▸ Extracts from a graphics dataset
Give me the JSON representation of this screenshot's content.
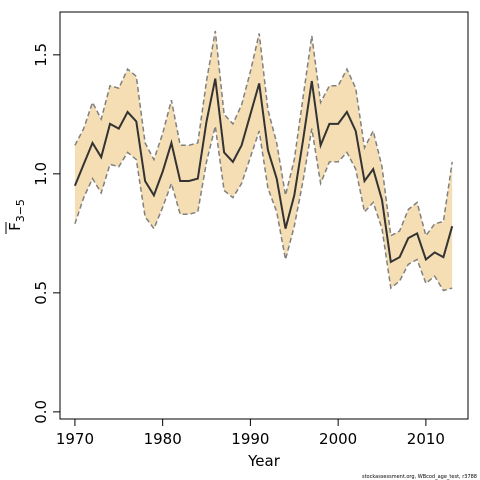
{
  "chart_data": {
    "type": "line",
    "xlabel": "Year",
    "ylabel": "F",
    "ylabel_subscript": "3−5",
    "footer": "stockassessment.org, WBcod_age_test, r3788",
    "xlim": [
      1968.3,
      2014.8
    ],
    "ylim": [
      -0.03,
      1.68
    ],
    "x_ticks": [
      1970,
      1980,
      1990,
      2000,
      2010
    ],
    "y_ticks": [
      0.0,
      0.5,
      1.0,
      1.5
    ],
    "y_tick_labels": [
      "0.0",
      "0.5",
      "1.0",
      "1.5"
    ],
    "grid": false,
    "colors": {
      "band": "#f5deb3",
      "band_edge": "#808080",
      "line": "#333333"
    },
    "series": [
      {
        "x": [
          1970,
          1971,
          1972,
          1973,
          1974,
          1975,
          1976,
          1977,
          1978,
          1979,
          1980,
          1981,
          1982,
          1983,
          1984,
          1985,
          1986,
          1987,
          1988,
          1989,
          1990,
          1991,
          1992,
          1993,
          1994,
          1995,
          1996,
          1997,
          1998,
          1999,
          2000,
          2001,
          2002,
          2003,
          2004,
          2005,
          2006,
          2007,
          2008,
          2009,
          2010,
          2011,
          2012,
          2013
        ],
        "y": [
          0.95,
          1.04,
          1.13,
          1.07,
          1.21,
          1.19,
          1.26,
          1.22,
          0.97,
          0.91,
          1.01,
          1.13,
          0.97,
          0.97,
          0.98,
          1.22,
          1.4,
          1.09,
          1.05,
          1.12,
          1.25,
          1.38,
          1.1,
          0.98,
          0.77,
          0.91,
          1.14,
          1.39,
          1.12,
          1.21,
          1.21,
          1.26,
          1.18,
          0.97,
          1.02,
          0.89,
          0.63,
          0.65,
          0.73,
          0.75,
          0.64,
          0.67,
          0.65,
          0.78
        ],
        "lower": [
          0.79,
          0.9,
          0.98,
          0.92,
          1.04,
          1.03,
          1.09,
          1.06,
          0.82,
          0.77,
          0.86,
          0.96,
          0.83,
          0.83,
          0.84,
          1.05,
          1.2,
          0.93,
          0.9,
          0.96,
          1.07,
          1.18,
          0.94,
          0.84,
          0.64,
          0.78,
          0.97,
          1.19,
          0.96,
          1.05,
          1.05,
          1.09,
          1.02,
          0.84,
          0.88,
          0.77,
          0.52,
          0.55,
          0.62,
          0.64,
          0.54,
          0.57,
          0.51,
          0.52
        ],
        "upper": [
          1.12,
          1.19,
          1.3,
          1.23,
          1.37,
          1.36,
          1.44,
          1.41,
          1.13,
          1.06,
          1.17,
          1.31,
          1.12,
          1.12,
          1.13,
          1.39,
          1.6,
          1.25,
          1.21,
          1.29,
          1.43,
          1.59,
          1.27,
          1.13,
          0.91,
          1.06,
          1.32,
          1.58,
          1.3,
          1.37,
          1.37,
          1.44,
          1.36,
          1.11,
          1.18,
          1.03,
          0.74,
          0.76,
          0.85,
          0.88,
          0.74,
          0.79,
          0.8,
          1.05
        ]
      }
    ]
  }
}
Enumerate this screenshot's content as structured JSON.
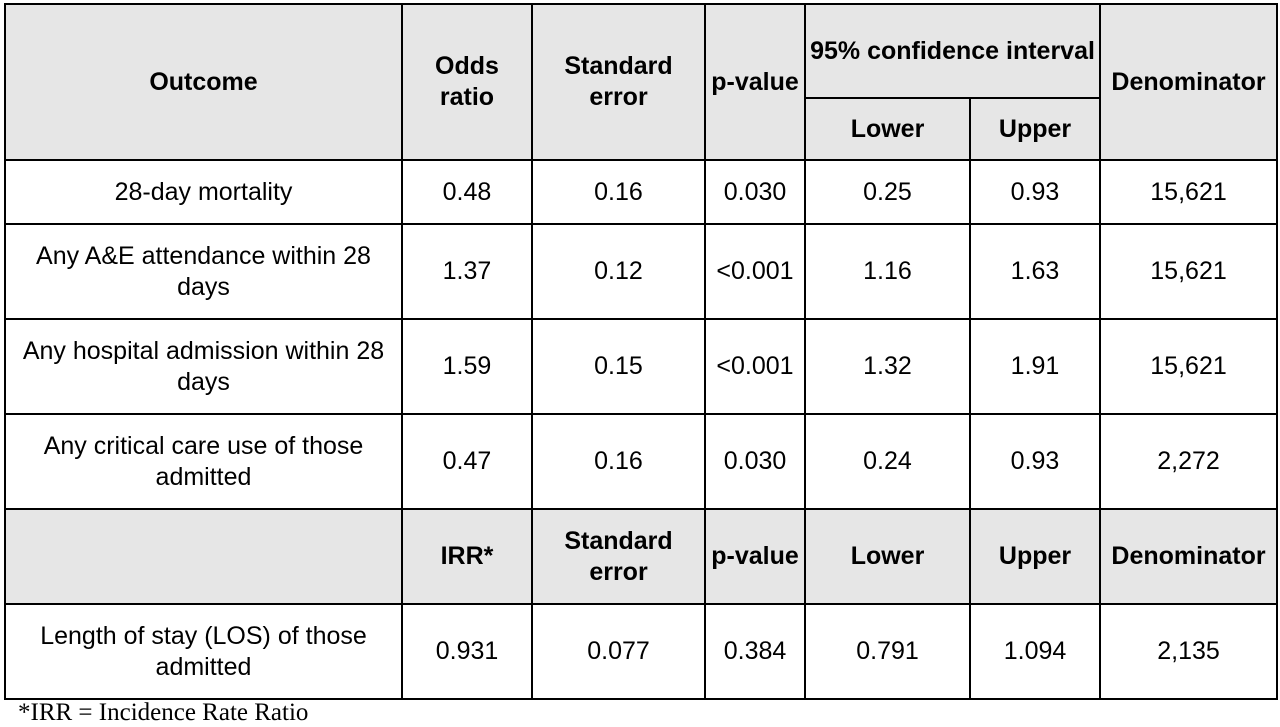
{
  "table": {
    "header": {
      "outcome": "Outcome",
      "odds_ratio": "Odds ratio",
      "standard_error": "Standard error",
      "p_value": "p-value",
      "confidence_interval": "95% confidence interval",
      "lower": "Lower",
      "upper": "Upper",
      "denominator": "Denominator"
    },
    "rows": [
      {
        "outcome": "28-day mortality",
        "ratio": "0.48",
        "se": "0.16",
        "p": "0.030",
        "lower": "0.25",
        "upper": "0.93",
        "denominator": "15,621"
      },
      {
        "outcome": "Any A&E attendance within 28 days",
        "ratio": "1.37",
        "se": "0.12",
        "p": "<0.001",
        "lower": "1.16",
        "upper": "1.63",
        "denominator": "15,621"
      },
      {
        "outcome": "Any hospital admission within 28 days",
        "ratio": "1.59",
        "se": "0.15",
        "p": "<0.001",
        "lower": "1.32",
        "upper": "1.91",
        "denominator": "15,621"
      },
      {
        "outcome": "Any critical care use of those admitted",
        "ratio": "0.47",
        "se": "0.16",
        "p": "0.030",
        "lower": "0.24",
        "upper": "0.93",
        "denominator": "2,272"
      }
    ],
    "subheader": {
      "outcome": "",
      "ratio": "IRR*",
      "standard_error": "Standard error",
      "p_value": "p-value",
      "lower": "Lower",
      "upper": "Upper",
      "denominator": "Denominator"
    },
    "irr_rows": [
      {
        "outcome": "Length of stay (LOS) of those admitted",
        "ratio": "0.931",
        "se": "0.077",
        "p": "0.384",
        "lower": "0.791",
        "upper": "1.094",
        "denominator": "2,135"
      }
    ]
  },
  "footnote": "*IRR = Incidence Rate Ratio",
  "colors": {
    "header_background": "#e6e6e6",
    "border": "#000000",
    "text": "#000000"
  }
}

▸ TASK
Where a line in the entries holds the word "screenshot", copy that line.

▸ REPLY TO THE EXERCISE
Give me the JSON representation of this screenshot's content.
Enumerate this screenshot's content as structured JSON.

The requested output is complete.